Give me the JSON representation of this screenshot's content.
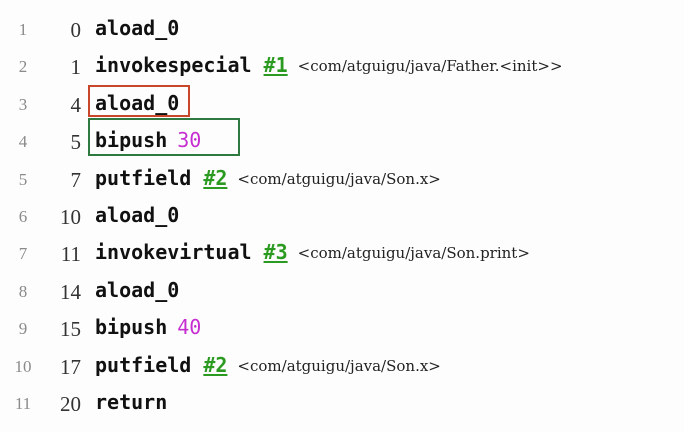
{
  "lines": [
    {
      "line_no": "1",
      "offset": "0",
      "opcode": "aload_0",
      "ref": "",
      "operand": "",
      "comment": ""
    },
    {
      "line_no": "2",
      "offset": "1",
      "opcode": "invokespecial",
      "ref": "#1",
      "operand": "",
      "comment": "<com/atguigu/java/Father.<init>>"
    },
    {
      "line_no": "3",
      "offset": "4",
      "opcode": "aload_0",
      "ref": "",
      "operand": "",
      "comment": ""
    },
    {
      "line_no": "4",
      "offset": "5",
      "opcode": "bipush",
      "ref": "",
      "operand": "30",
      "comment": ""
    },
    {
      "line_no": "5",
      "offset": "7",
      "opcode": "putfield",
      "ref": "#2",
      "operand": "",
      "comment": "<com/atguigu/java/Son.x>"
    },
    {
      "line_no": "6",
      "offset": "10",
      "opcode": "aload_0",
      "ref": "",
      "operand": "",
      "comment": ""
    },
    {
      "line_no": "7",
      "offset": "11",
      "opcode": "invokevirtual",
      "ref": "#3",
      "operand": "",
      "comment": "<com/atguigu/java/Son.print>"
    },
    {
      "line_no": "8",
      "offset": "14",
      "opcode": "aload_0",
      "ref": "",
      "operand": "",
      "comment": ""
    },
    {
      "line_no": "9",
      "offset": "15",
      "opcode": "bipush",
      "ref": "",
      "operand": "40",
      "comment": ""
    },
    {
      "line_no": "10",
      "offset": "17",
      "opcode": "putfield",
      "ref": "#2",
      "operand": "",
      "comment": "<com/atguigu/java/Son.x>"
    },
    {
      "line_no": "11",
      "offset": "20",
      "opcode": "return",
      "ref": "",
      "operand": "",
      "comment": ""
    }
  ],
  "highlights": [
    {
      "line_no": "3",
      "color": "#c8462a"
    },
    {
      "line_no": "4",
      "color": "#2f7a40"
    }
  ],
  "colors": {
    "ref_link": "#2a9a20",
    "int_operand": "#c62ed1",
    "line_number": "#8a8a8a"
  }
}
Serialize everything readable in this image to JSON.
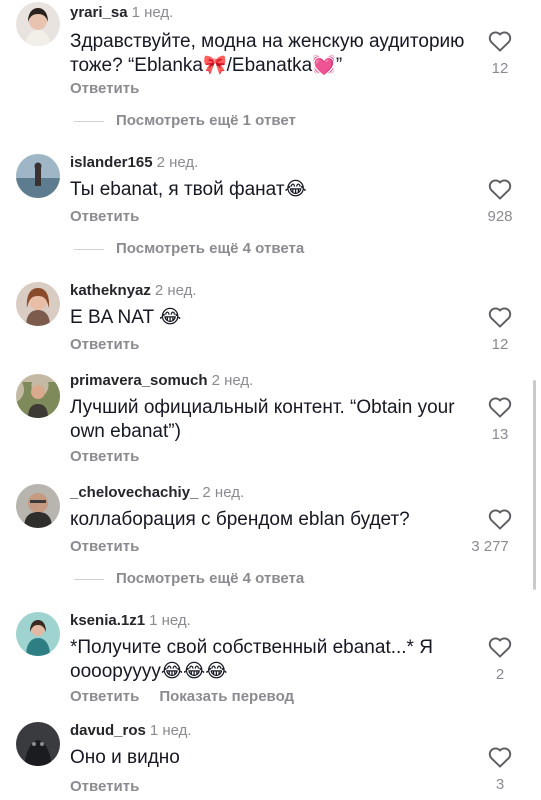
■ ■ ■ ■
Among the entries above, identify all lines with "java" and copy them.

> [Result of the exercise]:
      "comment": "<com/atguigu/java/Father.<init>>"
      "comment": "<com/atguigu/java/Son.x>"
      "comment": "<com/atguigu/java/Son.print>"
      "comment": "<com/atguigu/java/Son.x>"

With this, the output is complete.